• EXERCISE
Translate this sentence from the text on extrajudicial sanctions into French: "As with the other extrajudicial measures, the bill is silent as to the precise nature of the sanctions envisioned."

• TEXT SHOWN
++++++++++

They would represent a more serious and formal response than the other
extrajudicial measures. As under the current legislation, extrajudicial
sanctions would operate like a conditional discharge, but without any
adjudication of guilt. Provided the young person fulfilled certain
conditions such as reparation of damage caused to the victim or
community service work the criminal charge would be withdrawn or
dismissed.
As with the other extrajudicial
measures, the bill is silent as to the precise nature of the sanctions
envisioned. These details would be left to the provinces.
The bill would, however, continue to stipulate conditions and restrictions
on the use and effect of extrajudicial sanctions. These would be
the same as those currently applicable to alternative measures under the
YOA (see: YOA, section 4; and Bill C-7, clauses 10(2) to 10(6)):
-
an extrajudicial sanction
must be part of a program of sanctions authorized by the Attorney
General or persons designated by the lieutenant governor in council
of the province;
-
an extrajudicial sanction
must be an appropriate response, with regard to the needs of the young
person and the interests of society;
-
the young person must
fully and freely consent to be subject to the extrajudicial sanction;
-
before consenting to
an extrajudicial sanction, a young person must be advised of his or
her right to legal representation and be given the opportunity to
consult counsel;
-
the young person must
first accept responsibility for the act or omission that forms the
basis of the offence;
-
there must be, in the
opinion of the prosecution, sufficient evidence to justify proceeding
with the prosecution;
-
prosecution of the offence
must not be legally barred;
-
the young person must
not deny involvement in the offence;
-
the young person must
not express the wish to have the charge dealt with by the court;
-
no admission of guilt
made by a young person as a condition of being dealt with by an extrajudicial
sanction is admissible against a young person in any civil or criminal
proceedings;
-
the use of an extrajudicial
sanction is not a bar to prosecution or judicial proceedings against
the young person, except to the extent that the young person has complied
with the terms and conditions of the sanction.

++++++++++

• SUPPLIED DATA
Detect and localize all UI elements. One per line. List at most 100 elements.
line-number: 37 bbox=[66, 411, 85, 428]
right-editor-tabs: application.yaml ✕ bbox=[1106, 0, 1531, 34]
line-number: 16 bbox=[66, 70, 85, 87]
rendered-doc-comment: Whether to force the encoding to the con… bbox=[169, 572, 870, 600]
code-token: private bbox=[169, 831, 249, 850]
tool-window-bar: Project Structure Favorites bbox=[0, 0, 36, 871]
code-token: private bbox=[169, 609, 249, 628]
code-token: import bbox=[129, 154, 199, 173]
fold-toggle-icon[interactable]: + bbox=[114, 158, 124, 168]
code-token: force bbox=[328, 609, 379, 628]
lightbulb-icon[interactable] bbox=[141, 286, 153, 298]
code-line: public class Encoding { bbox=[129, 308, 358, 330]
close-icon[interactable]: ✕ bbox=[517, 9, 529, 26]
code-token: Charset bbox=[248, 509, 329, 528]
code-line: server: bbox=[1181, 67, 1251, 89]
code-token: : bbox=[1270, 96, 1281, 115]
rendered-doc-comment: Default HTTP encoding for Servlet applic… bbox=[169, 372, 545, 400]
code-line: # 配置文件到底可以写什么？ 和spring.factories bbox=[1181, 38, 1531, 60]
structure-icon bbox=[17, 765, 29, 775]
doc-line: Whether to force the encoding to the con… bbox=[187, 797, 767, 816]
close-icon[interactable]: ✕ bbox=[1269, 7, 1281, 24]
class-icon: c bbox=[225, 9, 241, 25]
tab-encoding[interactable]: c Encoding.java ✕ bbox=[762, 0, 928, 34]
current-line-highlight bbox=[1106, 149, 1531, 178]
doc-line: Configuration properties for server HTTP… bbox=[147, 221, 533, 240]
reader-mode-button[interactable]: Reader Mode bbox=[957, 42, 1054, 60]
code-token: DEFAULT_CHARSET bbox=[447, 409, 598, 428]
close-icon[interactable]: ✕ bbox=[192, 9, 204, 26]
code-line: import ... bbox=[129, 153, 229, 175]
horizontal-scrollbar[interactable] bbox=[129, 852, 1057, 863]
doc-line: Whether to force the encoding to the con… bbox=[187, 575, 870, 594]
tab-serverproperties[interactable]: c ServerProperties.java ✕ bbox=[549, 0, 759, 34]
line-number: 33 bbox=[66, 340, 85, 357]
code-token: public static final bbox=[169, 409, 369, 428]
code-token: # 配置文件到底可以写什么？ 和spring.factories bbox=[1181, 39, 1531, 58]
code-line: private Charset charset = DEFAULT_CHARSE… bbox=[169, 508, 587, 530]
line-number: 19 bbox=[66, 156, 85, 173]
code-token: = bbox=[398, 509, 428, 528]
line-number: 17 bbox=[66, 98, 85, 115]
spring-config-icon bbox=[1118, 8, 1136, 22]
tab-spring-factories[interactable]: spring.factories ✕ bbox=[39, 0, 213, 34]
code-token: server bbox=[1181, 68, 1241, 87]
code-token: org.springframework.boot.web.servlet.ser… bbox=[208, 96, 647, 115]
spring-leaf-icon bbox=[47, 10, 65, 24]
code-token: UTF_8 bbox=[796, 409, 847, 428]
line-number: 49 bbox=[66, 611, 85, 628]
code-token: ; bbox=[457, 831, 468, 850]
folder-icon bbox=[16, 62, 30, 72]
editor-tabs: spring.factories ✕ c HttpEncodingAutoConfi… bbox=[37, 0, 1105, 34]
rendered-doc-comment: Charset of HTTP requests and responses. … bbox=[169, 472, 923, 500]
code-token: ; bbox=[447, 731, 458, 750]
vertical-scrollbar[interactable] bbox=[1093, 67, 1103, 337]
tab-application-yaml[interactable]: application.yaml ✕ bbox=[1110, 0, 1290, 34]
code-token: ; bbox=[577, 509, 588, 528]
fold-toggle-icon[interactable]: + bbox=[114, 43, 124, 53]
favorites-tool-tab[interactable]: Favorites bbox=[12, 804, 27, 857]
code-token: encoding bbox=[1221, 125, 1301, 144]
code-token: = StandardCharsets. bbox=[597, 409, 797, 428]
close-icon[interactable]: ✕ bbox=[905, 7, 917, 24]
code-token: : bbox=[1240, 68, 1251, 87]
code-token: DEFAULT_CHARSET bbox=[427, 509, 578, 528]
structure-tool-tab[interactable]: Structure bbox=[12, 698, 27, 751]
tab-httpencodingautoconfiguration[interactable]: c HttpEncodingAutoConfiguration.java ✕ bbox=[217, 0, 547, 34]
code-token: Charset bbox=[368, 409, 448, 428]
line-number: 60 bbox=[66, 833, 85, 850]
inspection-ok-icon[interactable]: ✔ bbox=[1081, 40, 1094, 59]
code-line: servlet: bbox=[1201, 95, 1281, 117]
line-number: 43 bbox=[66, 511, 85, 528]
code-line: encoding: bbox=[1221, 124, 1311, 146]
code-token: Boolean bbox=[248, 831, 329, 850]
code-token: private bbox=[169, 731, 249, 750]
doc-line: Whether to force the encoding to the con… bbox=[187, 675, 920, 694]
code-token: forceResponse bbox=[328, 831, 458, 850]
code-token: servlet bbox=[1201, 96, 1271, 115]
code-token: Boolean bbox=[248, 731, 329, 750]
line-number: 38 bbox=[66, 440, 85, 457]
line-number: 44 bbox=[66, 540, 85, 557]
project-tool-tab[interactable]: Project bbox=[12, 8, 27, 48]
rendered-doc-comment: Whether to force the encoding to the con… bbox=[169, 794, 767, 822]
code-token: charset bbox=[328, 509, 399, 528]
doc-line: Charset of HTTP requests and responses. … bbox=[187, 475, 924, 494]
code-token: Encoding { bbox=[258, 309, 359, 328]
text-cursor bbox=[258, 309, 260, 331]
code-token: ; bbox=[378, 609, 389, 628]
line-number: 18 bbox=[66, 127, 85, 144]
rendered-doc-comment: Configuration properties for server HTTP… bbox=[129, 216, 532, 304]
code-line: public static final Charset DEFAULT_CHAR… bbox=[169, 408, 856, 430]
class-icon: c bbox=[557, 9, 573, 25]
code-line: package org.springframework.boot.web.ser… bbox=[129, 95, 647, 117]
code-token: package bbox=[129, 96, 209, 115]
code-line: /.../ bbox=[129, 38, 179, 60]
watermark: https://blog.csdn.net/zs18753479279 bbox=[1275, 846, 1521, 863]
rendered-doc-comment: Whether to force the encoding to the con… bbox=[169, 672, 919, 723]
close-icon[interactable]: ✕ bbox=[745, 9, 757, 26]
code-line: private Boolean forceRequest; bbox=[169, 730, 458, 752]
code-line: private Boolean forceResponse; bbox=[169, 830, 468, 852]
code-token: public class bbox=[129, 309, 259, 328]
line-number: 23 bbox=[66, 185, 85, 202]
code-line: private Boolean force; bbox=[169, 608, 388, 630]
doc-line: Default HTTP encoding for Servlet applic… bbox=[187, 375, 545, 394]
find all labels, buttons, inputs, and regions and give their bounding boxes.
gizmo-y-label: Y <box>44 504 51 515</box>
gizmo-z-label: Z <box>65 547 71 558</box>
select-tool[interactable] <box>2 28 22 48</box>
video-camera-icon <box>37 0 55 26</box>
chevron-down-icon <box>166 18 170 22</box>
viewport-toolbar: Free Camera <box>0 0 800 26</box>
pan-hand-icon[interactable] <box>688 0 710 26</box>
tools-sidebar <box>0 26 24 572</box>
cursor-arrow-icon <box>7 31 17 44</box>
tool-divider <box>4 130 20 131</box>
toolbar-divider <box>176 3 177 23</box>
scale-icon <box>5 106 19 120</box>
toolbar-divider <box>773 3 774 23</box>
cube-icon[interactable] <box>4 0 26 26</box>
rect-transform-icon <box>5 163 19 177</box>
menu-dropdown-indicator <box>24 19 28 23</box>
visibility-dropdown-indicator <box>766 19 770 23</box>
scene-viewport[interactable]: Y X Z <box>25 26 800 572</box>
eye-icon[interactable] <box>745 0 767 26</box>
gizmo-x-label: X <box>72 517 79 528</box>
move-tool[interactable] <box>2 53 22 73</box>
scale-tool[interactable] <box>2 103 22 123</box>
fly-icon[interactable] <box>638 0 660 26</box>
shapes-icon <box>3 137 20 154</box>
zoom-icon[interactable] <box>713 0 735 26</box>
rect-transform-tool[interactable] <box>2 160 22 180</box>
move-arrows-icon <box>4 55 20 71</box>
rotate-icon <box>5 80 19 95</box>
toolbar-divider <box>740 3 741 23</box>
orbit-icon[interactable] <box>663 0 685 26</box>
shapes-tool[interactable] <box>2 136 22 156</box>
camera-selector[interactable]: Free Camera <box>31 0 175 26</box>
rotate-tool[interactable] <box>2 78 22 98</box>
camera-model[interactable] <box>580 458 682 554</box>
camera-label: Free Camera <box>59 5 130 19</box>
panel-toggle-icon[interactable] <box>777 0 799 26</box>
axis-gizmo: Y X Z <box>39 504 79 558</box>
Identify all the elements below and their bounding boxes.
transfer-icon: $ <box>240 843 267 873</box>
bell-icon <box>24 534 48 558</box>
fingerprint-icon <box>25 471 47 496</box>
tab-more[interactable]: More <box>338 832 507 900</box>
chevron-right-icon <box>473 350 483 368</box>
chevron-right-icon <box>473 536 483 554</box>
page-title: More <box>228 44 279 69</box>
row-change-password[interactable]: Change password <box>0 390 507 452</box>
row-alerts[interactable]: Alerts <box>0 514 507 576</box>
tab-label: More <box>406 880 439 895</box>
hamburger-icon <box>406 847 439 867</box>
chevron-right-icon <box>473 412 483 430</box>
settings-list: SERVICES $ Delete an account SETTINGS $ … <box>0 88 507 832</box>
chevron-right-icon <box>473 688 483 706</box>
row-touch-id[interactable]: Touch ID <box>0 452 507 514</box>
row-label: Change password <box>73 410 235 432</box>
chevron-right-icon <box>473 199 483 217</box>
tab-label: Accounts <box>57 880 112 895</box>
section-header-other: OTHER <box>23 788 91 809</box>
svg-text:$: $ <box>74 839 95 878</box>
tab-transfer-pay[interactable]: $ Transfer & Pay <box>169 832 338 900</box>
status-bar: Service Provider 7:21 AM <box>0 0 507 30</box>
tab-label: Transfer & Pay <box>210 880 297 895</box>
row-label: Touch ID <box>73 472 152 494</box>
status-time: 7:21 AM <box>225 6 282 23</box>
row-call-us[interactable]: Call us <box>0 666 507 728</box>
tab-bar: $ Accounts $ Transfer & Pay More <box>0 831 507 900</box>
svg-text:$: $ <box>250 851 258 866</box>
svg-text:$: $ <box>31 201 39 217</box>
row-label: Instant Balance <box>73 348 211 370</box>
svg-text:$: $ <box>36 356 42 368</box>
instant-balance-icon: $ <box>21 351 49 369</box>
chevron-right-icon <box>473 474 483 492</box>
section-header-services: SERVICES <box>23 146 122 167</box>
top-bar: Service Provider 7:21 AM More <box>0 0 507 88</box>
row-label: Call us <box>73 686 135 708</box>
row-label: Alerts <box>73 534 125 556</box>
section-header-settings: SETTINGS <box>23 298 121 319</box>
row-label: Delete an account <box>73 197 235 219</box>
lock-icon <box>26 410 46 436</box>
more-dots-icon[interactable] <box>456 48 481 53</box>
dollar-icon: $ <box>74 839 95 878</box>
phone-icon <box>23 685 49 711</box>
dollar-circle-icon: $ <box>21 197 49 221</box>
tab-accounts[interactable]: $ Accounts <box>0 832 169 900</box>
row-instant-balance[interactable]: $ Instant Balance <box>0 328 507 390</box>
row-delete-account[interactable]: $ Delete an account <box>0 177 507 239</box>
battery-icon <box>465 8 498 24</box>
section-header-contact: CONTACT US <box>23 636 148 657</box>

++++++++++

• RESPONSE TO THIS TASK
Comme pour les autres mesures extrajudiciaires, le projet de loi est muet quant à la nature précise des sanctions envisagées.